Your goal:
Write each line out again exactly as written.

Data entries
_ _ _

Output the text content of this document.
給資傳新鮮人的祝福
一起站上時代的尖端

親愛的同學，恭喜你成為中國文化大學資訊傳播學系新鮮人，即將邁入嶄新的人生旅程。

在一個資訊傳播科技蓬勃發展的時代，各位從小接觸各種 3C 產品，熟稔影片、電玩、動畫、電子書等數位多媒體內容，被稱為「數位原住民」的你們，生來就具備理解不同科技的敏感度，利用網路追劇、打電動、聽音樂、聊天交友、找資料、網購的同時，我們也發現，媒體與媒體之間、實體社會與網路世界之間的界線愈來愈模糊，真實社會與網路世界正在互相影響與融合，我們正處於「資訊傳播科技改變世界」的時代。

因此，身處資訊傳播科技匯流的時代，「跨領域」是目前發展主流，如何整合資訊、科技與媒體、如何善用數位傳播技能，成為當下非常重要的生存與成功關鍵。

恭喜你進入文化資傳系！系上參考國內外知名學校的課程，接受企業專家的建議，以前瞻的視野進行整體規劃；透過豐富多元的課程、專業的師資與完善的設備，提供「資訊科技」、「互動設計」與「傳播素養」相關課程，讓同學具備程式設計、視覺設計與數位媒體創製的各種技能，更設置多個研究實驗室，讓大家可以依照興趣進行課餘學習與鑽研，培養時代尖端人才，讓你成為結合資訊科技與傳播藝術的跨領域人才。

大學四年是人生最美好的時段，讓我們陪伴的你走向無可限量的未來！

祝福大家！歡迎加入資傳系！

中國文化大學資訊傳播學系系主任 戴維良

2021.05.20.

_ _ _

Reply to the task:
Output the text content of this document.
給資傳新鮮人的祝福
一起站上時代的尖端

親愛的同學，恭喜你成為中國文化大學資訊傳播學系新鮮人，即將邁入嶄新的人生旅程。

在一個資訊傳播科技蓬勃發展的時代，各位從小接觸各種 3C 產品，熟稔影片、電玩、動畫、電子書等數位多媒體內容，被稱為「數位原住民」的你們，生來就具備理解不同科技的敏感度，利用網路追劇、打電動、聽音樂、聊天交友、找資料、網購的同時，我們也發現，媒體與媒體之間、實體社會與網路世界之間的界線愈來愈模糊，真實社會與網路世界正在互相影響與融合，我們正處於「資訊傳播科技改變世界」的時代。

因此，身處資訊傳播科技匯流的時代，「跨領域」是目前發展主流，如何整合資訊、科技與媒體、如何善用數位傳播技能，成為當下非常重要的生存與成功關鍵。

恭喜你進入文化資傳系！系上參考國內外知名學校的課程，接受企業專家的建議，以前瞻的視野進行整體規劃；透過豐富多元的課程、專業的師資與完善的設備，提供「資訊科技」、「互動設計」與「傳播素養」相關課程，讓同學具備程式設計、視覺設計與數位媒體創製的各種技能，更設置多個研究實驗室，讓大家可以依照興趣進行課餘學習與鑽研，培養時代尖端人才，讓你成為結合資訊科技與傳播藝術的跨領域人才。

大學四年是人生最美好的時段，讓我們陪伴的你走向無可限量的未來！

祝福大家！歡迎加入資傳系！

中國文化大學資訊傳播學系系主任 戴維良

2021.05.20.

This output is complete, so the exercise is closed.